WRITTEN TASK:
Identify the lines that contain the string "cluster" and report only how many there are.

Items from a figure collection
# # # #

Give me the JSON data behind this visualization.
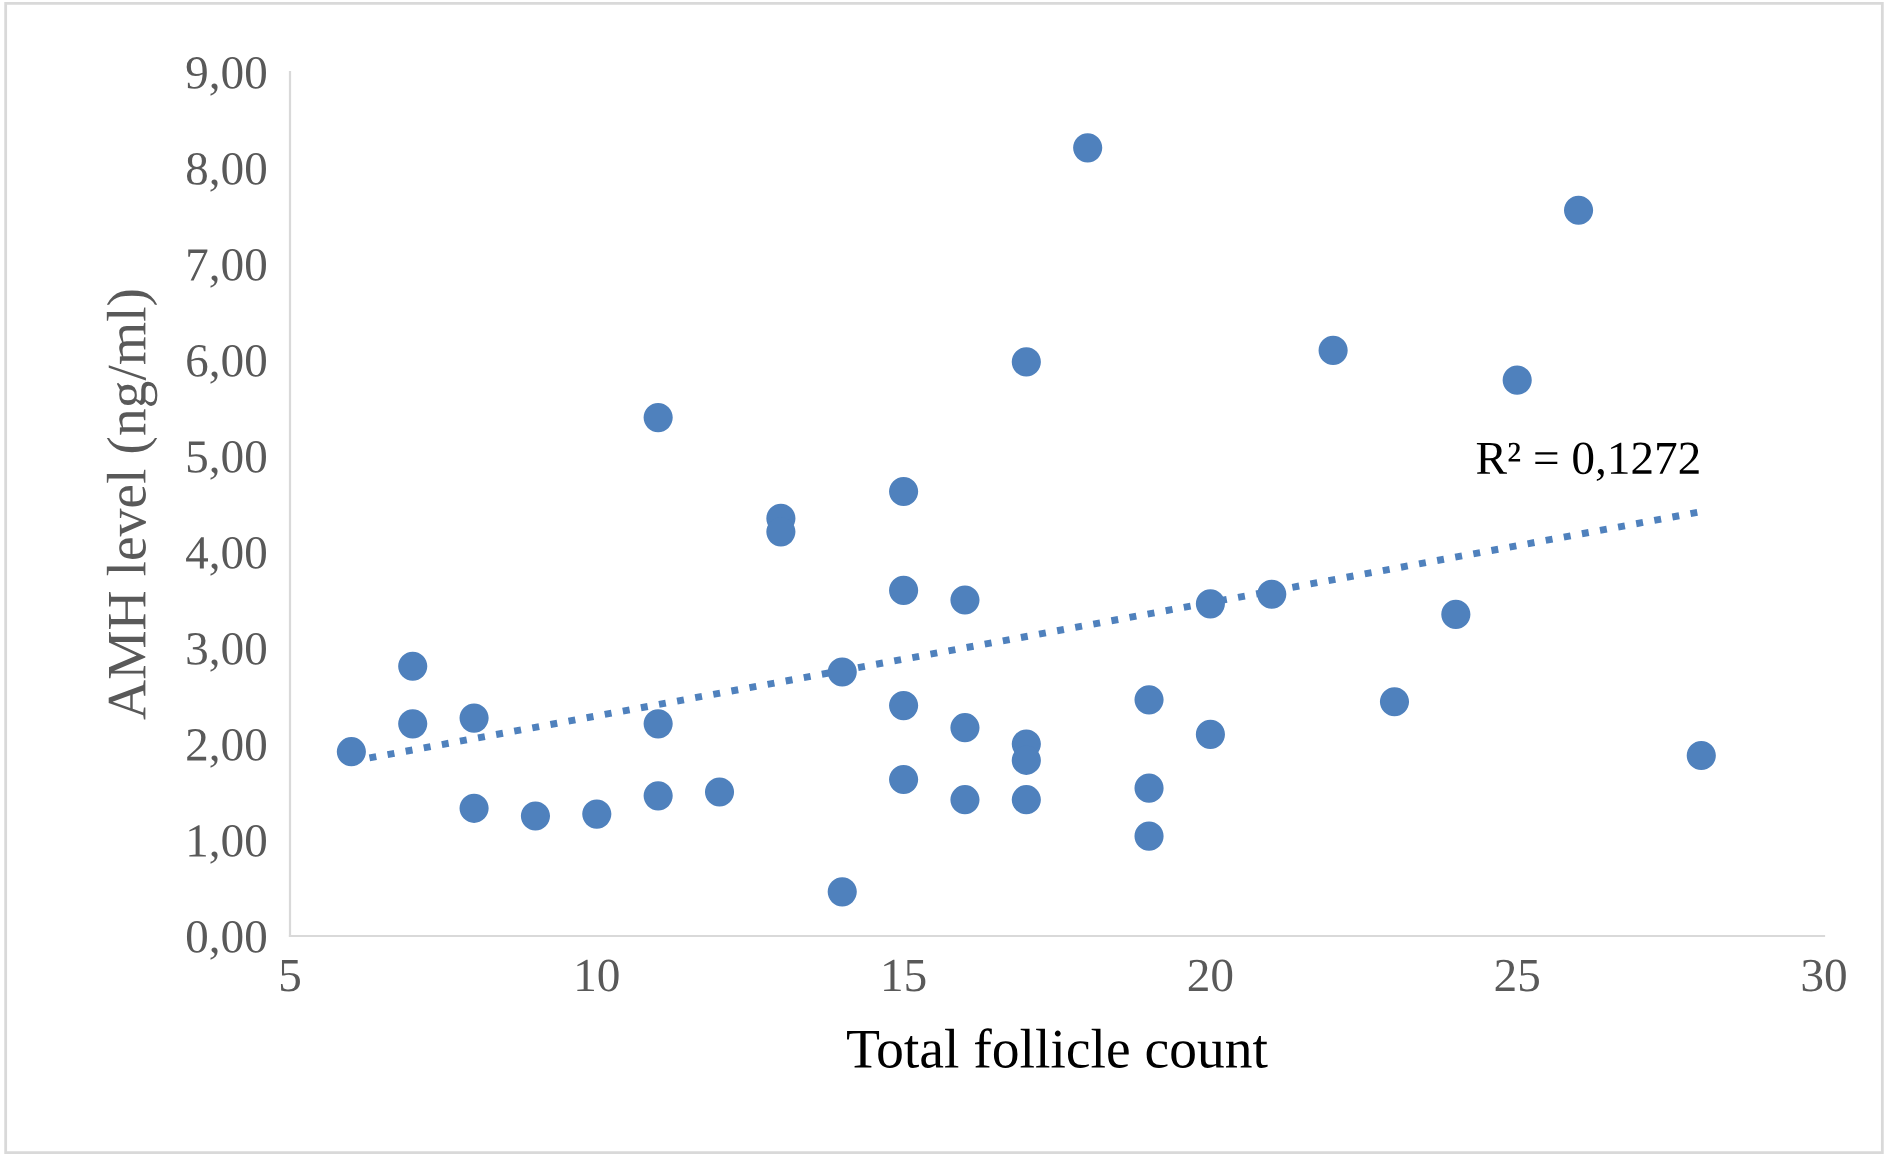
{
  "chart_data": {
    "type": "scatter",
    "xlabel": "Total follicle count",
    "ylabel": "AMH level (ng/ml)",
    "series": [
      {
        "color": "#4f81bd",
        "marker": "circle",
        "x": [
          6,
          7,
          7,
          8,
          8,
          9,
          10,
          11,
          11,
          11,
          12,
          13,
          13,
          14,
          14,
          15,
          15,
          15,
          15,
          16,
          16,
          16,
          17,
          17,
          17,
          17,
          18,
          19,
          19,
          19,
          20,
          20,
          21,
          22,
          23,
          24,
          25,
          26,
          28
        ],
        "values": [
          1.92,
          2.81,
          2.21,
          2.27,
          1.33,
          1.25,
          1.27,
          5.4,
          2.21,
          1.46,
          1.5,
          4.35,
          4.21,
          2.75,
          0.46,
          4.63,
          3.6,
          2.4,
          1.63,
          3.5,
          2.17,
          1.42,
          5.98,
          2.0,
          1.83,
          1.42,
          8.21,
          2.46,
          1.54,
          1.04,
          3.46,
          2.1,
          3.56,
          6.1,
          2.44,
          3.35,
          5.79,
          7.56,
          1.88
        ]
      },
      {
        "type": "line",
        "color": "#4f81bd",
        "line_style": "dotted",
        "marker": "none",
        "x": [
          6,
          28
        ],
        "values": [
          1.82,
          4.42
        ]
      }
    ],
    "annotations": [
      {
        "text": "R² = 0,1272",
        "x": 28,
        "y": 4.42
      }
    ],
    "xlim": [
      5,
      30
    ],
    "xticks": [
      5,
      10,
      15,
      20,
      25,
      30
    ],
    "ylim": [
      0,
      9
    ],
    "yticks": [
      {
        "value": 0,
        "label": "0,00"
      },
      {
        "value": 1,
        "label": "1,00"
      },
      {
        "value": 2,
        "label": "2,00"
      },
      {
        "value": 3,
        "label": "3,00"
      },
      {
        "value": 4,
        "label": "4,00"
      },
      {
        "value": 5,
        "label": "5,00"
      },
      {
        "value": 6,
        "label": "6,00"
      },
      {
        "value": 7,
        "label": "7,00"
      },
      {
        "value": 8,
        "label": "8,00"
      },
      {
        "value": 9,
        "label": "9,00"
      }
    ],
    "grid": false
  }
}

# # # #

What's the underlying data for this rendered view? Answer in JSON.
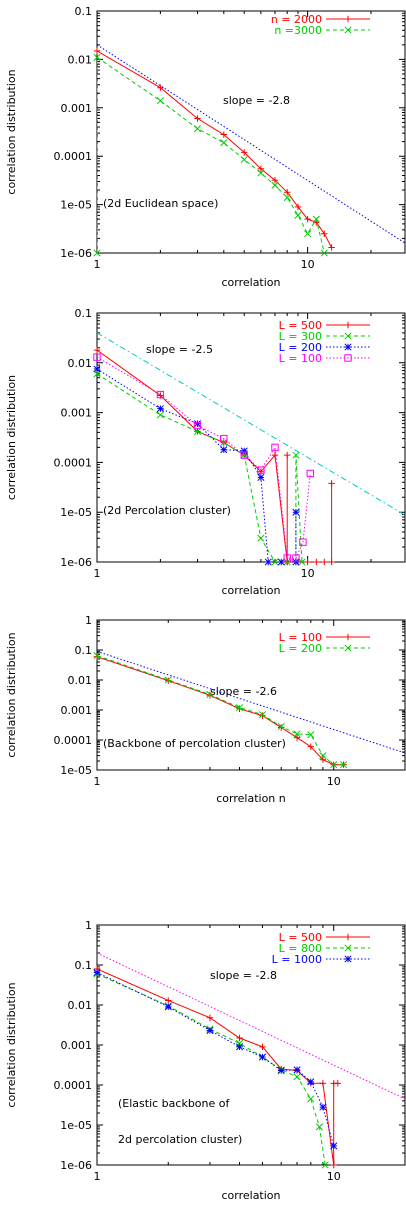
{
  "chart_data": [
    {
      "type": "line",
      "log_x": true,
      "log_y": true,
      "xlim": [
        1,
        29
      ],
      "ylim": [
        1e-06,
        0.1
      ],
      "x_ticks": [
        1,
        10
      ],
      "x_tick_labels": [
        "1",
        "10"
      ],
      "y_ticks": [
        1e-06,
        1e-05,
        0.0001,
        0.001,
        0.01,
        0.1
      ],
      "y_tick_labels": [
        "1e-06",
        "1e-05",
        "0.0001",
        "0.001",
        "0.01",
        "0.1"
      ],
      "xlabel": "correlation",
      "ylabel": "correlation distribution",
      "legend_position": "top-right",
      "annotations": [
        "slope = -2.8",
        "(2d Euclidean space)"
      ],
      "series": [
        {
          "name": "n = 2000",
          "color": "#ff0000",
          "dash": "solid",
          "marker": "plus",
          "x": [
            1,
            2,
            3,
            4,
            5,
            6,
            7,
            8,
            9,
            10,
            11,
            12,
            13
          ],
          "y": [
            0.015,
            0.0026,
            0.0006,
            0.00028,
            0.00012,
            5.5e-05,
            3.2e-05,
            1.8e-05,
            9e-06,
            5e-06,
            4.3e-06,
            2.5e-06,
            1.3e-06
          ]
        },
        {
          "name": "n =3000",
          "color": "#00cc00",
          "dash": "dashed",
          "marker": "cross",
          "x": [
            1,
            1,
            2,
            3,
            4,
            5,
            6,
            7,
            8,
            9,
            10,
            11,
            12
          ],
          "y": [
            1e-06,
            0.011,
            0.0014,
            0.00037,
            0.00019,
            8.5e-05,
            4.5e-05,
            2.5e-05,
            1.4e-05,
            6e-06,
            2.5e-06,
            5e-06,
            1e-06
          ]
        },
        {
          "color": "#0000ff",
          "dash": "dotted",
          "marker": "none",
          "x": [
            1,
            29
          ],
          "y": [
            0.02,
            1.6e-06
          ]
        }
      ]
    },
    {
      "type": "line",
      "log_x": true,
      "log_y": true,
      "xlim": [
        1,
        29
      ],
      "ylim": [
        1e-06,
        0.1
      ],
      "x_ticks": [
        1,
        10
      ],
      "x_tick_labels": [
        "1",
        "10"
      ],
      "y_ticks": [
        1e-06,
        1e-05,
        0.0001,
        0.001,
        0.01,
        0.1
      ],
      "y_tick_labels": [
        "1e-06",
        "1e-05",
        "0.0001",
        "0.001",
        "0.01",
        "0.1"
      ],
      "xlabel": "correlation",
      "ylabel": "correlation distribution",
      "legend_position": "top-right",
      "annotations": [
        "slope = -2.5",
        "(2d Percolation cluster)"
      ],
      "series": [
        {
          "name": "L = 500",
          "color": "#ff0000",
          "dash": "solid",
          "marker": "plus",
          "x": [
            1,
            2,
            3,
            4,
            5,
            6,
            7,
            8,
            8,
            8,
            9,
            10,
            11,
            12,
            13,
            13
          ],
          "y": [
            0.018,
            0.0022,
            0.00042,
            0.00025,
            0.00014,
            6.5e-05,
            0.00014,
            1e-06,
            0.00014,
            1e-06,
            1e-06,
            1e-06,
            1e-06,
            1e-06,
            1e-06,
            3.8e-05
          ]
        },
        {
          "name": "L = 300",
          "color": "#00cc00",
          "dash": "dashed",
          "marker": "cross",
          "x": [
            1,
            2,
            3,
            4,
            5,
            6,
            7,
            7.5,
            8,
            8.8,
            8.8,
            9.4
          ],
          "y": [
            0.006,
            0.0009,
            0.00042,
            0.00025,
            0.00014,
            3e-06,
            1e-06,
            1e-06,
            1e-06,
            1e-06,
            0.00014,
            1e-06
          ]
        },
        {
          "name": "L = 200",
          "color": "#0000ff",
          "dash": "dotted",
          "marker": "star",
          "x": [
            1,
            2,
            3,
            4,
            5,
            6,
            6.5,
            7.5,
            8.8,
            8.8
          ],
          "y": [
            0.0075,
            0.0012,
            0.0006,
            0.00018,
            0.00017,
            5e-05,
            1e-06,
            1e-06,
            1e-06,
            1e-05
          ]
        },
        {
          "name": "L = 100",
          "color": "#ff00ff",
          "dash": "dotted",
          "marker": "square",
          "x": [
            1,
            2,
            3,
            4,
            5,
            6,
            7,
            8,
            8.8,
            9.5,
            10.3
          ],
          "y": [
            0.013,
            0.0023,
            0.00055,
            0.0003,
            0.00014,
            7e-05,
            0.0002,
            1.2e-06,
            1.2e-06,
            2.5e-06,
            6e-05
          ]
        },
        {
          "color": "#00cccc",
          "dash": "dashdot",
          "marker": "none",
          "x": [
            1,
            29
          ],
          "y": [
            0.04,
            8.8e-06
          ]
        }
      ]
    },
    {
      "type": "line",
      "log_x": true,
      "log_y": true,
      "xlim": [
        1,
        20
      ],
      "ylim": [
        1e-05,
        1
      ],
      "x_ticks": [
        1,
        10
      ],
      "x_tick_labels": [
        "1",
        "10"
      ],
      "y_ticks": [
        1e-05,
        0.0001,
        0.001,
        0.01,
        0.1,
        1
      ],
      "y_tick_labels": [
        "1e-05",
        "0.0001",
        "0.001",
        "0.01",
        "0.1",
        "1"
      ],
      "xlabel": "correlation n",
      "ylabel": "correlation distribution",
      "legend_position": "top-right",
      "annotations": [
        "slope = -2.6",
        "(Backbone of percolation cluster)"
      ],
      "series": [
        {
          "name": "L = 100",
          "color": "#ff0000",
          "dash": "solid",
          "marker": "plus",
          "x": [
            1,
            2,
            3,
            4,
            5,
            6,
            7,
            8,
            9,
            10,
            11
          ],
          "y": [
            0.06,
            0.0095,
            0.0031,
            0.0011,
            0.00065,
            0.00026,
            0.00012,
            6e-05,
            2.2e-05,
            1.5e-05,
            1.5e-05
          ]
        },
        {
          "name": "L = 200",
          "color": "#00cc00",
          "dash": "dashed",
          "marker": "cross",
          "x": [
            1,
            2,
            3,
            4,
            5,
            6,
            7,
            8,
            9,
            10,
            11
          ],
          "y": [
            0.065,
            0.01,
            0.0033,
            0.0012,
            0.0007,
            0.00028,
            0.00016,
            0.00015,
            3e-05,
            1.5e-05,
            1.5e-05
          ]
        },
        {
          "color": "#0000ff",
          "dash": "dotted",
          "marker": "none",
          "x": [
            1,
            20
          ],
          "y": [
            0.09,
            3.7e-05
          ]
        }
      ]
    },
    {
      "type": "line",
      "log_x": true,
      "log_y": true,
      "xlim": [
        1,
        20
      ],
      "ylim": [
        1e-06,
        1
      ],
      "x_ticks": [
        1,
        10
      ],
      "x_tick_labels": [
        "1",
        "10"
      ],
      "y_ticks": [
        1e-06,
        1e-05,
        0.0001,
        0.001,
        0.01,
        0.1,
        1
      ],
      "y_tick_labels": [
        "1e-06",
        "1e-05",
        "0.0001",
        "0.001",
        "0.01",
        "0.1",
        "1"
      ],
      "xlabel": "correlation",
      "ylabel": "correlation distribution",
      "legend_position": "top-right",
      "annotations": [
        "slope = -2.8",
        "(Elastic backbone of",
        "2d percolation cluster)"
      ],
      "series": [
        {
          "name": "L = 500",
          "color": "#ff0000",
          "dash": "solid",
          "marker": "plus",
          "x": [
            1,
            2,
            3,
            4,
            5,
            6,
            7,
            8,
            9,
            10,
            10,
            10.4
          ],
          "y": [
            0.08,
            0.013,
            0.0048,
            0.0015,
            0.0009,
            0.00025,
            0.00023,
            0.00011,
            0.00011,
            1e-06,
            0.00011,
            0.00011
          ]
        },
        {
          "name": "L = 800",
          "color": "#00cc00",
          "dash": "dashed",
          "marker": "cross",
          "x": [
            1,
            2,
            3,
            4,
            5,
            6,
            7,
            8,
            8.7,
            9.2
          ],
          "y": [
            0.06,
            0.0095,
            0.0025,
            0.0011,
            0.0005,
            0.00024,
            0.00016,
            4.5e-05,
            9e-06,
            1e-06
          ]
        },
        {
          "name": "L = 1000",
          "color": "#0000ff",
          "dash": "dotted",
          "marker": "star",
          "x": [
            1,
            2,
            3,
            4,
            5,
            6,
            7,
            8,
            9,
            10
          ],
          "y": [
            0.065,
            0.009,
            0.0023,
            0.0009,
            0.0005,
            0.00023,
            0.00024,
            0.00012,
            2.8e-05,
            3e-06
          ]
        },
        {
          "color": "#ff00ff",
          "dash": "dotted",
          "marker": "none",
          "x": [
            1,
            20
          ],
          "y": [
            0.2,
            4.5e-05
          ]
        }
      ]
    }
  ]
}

# # # #

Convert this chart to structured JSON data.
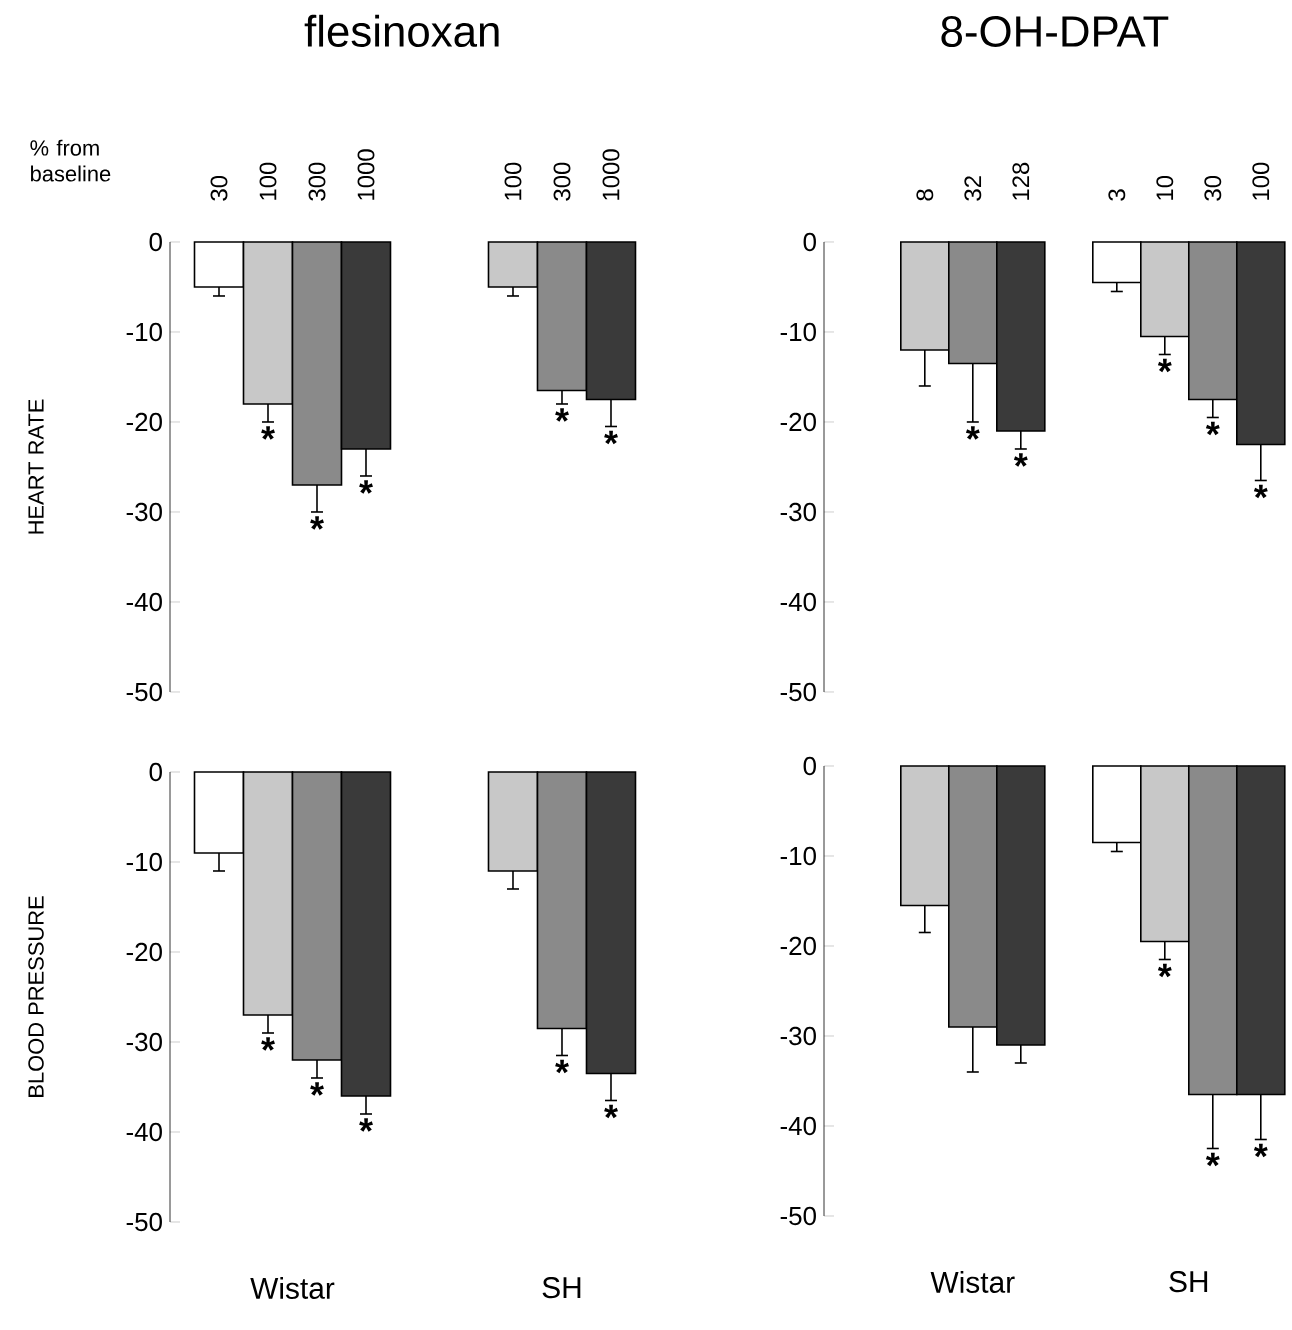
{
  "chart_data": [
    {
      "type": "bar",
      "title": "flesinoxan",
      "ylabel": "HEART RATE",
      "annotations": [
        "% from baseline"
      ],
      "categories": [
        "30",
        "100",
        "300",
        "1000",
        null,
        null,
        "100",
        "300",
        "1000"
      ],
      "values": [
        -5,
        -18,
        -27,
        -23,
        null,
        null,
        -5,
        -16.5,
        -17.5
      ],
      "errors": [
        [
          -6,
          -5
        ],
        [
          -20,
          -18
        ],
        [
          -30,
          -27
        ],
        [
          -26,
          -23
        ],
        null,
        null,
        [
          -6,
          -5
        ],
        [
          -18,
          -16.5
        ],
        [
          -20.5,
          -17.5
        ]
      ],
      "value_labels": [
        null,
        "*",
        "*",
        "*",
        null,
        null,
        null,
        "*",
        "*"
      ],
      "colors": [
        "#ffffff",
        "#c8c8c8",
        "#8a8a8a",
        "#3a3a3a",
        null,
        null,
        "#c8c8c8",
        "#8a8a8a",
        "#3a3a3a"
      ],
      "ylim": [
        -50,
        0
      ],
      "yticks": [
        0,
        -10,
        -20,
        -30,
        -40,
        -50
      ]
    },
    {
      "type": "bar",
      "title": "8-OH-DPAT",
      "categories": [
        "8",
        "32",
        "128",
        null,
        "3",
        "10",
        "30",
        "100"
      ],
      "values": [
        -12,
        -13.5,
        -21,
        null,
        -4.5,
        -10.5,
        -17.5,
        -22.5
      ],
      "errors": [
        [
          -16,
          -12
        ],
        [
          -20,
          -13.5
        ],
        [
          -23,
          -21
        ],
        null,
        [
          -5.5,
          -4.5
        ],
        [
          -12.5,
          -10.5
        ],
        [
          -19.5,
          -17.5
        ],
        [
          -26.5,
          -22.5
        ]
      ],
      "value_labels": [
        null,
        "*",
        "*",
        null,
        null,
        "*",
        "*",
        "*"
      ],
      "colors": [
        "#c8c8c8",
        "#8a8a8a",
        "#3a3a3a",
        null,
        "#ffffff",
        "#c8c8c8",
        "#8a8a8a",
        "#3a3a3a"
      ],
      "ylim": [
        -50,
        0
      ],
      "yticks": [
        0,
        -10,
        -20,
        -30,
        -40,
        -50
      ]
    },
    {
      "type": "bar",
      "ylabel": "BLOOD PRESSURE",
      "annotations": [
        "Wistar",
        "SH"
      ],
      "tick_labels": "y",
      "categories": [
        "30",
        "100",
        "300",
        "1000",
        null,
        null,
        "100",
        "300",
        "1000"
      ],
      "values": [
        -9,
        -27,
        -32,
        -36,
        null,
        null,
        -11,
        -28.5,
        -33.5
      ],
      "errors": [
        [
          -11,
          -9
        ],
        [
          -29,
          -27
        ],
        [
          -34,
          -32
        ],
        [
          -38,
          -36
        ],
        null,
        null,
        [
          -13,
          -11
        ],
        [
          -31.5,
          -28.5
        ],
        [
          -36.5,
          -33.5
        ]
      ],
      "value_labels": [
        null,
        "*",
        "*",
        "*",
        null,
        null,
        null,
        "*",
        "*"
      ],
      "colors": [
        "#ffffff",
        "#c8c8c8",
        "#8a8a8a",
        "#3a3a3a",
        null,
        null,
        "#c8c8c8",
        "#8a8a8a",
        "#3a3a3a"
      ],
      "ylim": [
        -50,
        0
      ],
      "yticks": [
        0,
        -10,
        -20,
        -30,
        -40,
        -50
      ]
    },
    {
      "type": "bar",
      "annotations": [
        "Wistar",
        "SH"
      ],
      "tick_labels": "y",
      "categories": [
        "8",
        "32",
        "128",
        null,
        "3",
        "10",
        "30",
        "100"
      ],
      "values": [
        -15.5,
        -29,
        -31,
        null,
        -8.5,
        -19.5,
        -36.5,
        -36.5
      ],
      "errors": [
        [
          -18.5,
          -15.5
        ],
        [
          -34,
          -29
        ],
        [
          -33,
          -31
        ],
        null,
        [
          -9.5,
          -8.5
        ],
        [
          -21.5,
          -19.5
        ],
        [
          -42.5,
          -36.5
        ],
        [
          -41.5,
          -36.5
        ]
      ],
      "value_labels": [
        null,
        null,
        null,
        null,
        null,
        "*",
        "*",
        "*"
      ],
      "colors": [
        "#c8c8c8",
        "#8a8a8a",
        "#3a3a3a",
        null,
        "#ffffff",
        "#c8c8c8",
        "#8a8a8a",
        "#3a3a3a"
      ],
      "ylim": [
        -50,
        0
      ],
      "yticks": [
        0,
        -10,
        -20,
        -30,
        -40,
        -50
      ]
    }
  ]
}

# # # #

TASK SOLUTION:
3